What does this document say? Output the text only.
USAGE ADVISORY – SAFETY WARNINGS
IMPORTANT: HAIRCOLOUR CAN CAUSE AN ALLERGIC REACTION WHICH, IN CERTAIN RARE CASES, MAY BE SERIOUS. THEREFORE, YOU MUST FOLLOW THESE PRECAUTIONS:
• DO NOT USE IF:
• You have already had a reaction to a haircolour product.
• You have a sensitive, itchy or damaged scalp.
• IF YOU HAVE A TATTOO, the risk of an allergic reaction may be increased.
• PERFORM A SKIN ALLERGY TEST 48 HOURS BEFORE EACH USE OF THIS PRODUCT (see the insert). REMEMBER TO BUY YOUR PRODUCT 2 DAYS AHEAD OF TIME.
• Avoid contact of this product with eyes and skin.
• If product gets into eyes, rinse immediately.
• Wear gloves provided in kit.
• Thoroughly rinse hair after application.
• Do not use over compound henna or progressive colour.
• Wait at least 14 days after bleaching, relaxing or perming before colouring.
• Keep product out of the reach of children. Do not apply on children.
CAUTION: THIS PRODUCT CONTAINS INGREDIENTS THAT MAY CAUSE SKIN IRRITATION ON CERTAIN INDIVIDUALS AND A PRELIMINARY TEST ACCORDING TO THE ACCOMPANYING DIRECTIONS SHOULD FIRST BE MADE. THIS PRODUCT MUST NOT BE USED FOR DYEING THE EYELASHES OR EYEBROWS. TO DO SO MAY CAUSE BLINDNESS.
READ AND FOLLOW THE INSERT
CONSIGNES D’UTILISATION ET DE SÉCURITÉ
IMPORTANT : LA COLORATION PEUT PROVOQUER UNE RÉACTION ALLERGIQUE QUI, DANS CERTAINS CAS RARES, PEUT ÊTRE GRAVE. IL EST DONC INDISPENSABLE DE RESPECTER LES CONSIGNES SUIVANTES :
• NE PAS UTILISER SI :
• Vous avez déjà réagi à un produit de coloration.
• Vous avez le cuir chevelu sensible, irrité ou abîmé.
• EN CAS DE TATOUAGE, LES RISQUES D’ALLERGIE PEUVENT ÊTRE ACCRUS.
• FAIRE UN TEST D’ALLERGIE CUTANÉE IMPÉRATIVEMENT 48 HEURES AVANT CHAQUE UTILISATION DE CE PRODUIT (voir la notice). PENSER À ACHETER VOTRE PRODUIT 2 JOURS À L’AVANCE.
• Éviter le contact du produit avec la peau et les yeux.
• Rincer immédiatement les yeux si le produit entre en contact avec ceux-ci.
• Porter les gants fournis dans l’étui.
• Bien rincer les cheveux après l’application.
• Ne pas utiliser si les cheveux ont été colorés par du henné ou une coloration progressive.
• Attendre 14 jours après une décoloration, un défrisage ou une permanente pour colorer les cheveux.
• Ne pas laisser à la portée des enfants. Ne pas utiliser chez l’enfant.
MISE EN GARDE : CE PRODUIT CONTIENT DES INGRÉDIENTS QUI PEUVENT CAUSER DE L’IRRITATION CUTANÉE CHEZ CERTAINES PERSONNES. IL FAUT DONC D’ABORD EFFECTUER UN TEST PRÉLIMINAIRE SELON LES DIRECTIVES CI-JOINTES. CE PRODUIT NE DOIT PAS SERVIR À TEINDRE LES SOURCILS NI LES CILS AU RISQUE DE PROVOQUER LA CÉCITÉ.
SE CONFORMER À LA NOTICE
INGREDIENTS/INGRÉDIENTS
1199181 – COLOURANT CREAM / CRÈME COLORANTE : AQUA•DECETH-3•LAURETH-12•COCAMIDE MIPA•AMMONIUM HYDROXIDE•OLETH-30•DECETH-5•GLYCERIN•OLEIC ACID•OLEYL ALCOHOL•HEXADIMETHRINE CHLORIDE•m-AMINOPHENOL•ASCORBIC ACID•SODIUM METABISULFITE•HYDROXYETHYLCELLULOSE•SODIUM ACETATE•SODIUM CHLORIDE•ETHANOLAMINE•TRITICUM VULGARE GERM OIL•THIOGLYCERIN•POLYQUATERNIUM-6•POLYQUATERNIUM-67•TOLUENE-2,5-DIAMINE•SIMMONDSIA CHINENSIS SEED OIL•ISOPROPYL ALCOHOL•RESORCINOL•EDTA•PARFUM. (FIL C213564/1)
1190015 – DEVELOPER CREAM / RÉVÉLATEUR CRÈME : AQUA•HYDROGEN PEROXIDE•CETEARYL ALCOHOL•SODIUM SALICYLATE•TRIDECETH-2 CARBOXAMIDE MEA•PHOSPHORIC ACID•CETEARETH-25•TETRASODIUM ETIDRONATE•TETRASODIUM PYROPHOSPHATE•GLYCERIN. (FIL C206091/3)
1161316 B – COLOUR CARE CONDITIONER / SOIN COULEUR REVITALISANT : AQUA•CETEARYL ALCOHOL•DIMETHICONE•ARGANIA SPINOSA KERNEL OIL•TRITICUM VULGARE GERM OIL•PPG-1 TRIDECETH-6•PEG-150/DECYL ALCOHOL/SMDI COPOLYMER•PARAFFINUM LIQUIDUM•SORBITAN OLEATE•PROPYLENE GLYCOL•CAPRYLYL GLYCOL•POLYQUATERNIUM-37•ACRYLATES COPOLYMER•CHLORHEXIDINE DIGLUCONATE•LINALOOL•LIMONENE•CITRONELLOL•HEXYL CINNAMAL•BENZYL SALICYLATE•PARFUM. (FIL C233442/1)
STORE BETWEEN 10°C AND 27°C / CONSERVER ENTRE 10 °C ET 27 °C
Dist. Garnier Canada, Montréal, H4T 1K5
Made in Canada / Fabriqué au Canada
******
EXERCISE BRIEF: Take the entries above and transcribe them exactly.

RESPONSE FOR THIS EXERCISE:
What does this document say? Output the text only.
USAGE ADVISORY – SAFETY WARNINGS
IMPORTANT: HAIRCOLOUR CAN CAUSE AN ALLERGIC REACTION WHICH, IN CERTAIN RARE CASES, MAY BE SERIOUS. THEREFORE, YOU MUST FOLLOW THESE PRECAUTIONS:
• DO NOT USE IF:
• You have already had a reaction to a haircolour product.
• You have a sensitive, itchy or damaged scalp.
• IF YOU HAVE A TATTOO, the risk of an allergic reaction may be increased.
• PERFORM A SKIN ALLERGY TEST 48 HOURS BEFORE EACH USE OF THIS PRODUCT (see the insert). REMEMBER TO BUY YOUR PRODUCT 2 DAYS AHEAD OF TIME.
• Avoid contact of this product with eyes and skin.
• If product gets into eyes, rinse immediately.
• Wear gloves provided in kit.
• Thoroughly rinse hair after application.
• Do not use over compound henna or progressive colour.
• Wait at least 14 days after bleaching, relaxing or perming before colouring.
• Keep product out of the reach of children. Do not apply on children.
CAUTION: THIS PRODUCT CONTAINS INGREDIENTS THAT MAY CAUSE SKIN IRRITATION ON CERTAIN INDIVIDUALS AND A PRELIMINARY TEST ACCORDING TO THE ACCOMPANYING DIRECTIONS SHOULD FIRST BE MADE. THIS PRODUCT MUST NOT BE USED FOR DYEING THE EYELASHES OR EYEBROWS. TO DO SO MAY CAUSE BLINDNESS.
READ AND FOLLOW THE INSERT
CONSIGNES D’UTILISATION ET DE SÉCURITÉ
IMPORTANT : LA COLORATION PEUT PROVOQUER UNE RÉACTION ALLERGIQUE QUI, DANS CERTAINS CAS RARES, PEUT ÊTRE GRAVE. IL EST DONC INDISPENSABLE DE RESPECTER LES CONSIGNES SUIVANTES :
• NE PAS UTILISER SI :
• Vous avez déjà réagi à un produit de coloration.
• Vous avez le cuir chevelu sensible, irrité ou abîmé.
• EN CAS DE TATOUAGE, LES RISQUES D’ALLERGIE PEUVENT ÊTRE ACCRUS.
• FAIRE UN TEST D’ALLERGIE CUTANÉE IMPÉRATIVEMENT 48 HEURES AVANT CHAQUE UTILISATION DE CE PRODUIT (voir la notice). PENSER À ACHETER VOTRE PRODUIT 2 JOURS À L’AVANCE.
• Éviter le contact du produit avec la peau et les yeux.
• Rincer immédiatement les yeux si le produit entre en contact avec ceux-ci.
• Porter les gants fournis dans l’étui.
• Bien rincer les cheveux après l’application.
• Ne pas utiliser si les cheveux ont été colorés par du henné ou une coloration progressive.
• Attendre 14 jours après une décoloration, un défrisage ou une permanente pour colorer les cheveux.
• Ne pas laisser à la portée des enfants. Ne pas utiliser chez l’enfant.
MISE EN GARDE : CE PRODUIT CONTIENT DES INGRÉDIENTS QUI PEUVENT CAUSER DE L’IRRITATION CUTANÉE CHEZ CERTAINES PERSONNES. IL FAUT DONC D’ABORD EFFECTUER UN TEST PRÉLIMINAIRE SELON LES DIRECTIVES CI-JOINTES. CE PRODUIT NE DOIT PAS SERVIR À TEINDRE LES SOURCILS NI LES CILS AU RISQUE DE PROVOQUER LA CÉCITÉ.
SE CONFORMER À LA NOTICE
INGREDIENTS/INGRÉDIENTS
1199181 – COLOURANT CREAM / CRÈME COLORANTE : AQUA•DECETH-3•LAURETH-12•COCAMIDE MIPA•AMMONIUM HYDROXIDE•OLETH-30•DECETH-5•GLYCERIN•OLEIC ACID•OLEYL ALCOHOL•HEXADIMETHRINE CHLORIDE•m-AMINOPHENOL•ASCORBIC ACID•SODIUM METABISULFITE•HYDROXYETHYLCELLULOSE•SODIUM ACETATE•SODIUM CHLORIDE•ETHANOLAMINE•TRITICUM VULGARE GERM OIL•THIOGLYCERIN•POLYQUATERNIUM-6•POLYQUATERNIUM-67•TOLUENE-2,5-DIAMINE•SIMMONDSIA CHINENSIS SEED OIL•ISOPROPYL ALCOHOL•RESORCINOL•EDTA•PARFUM. (FIL C213564/1)
1190015 – DEVELOPER CREAM / RÉVÉLATEUR CRÈME : AQUA•HYDROGEN PEROXIDE•CETEARYL ALCOHOL•SODIUM SALICYLATE•TRIDECETH-2 CARBOXAMIDE MEA•PHOSPHORIC ACID•CETEARETH-25•TETRASODIUM ETIDRONATE•TETRASODIUM PYROPHOSPHATE•GLYCERIN. (FIL C206091/3)
1161316 B – COLOUR CARE CONDITIONER / SOIN COULEUR REVITALISANT : AQUA•CETEARYL ALCOHOL•DIMETHICONE•ARGANIA SPINOSA KERNEL OIL•TRITICUM VULGARE GERM OIL•PPG-1 TRIDECETH-6•PEG-150/DECYL ALCOHOL/SMDI COPOLYMER•PARAFFINUM LIQUIDUM•SORBITAN OLEATE•PROPYLENE GLYCOL•CAPRYLYL GLYCOL•POLYQUATERNIUM-37•ACRYLATES COPOLYMER•CHLORHEXIDINE DIGLUCONATE•LINALOOL•LIMONENE•CITRONELLOL•HEXYL CINNAMAL•BENZYL SALICYLATE•PARFUM. (FIL C233442/1)
STORE BETWEEN 10°C AND 27°C / CONSERVER ENTRE 10 °C ET 27 °C
Dist. Garnier Canada, Montréal, H4T 1K5
Made in Canada / Fabriqué au Canada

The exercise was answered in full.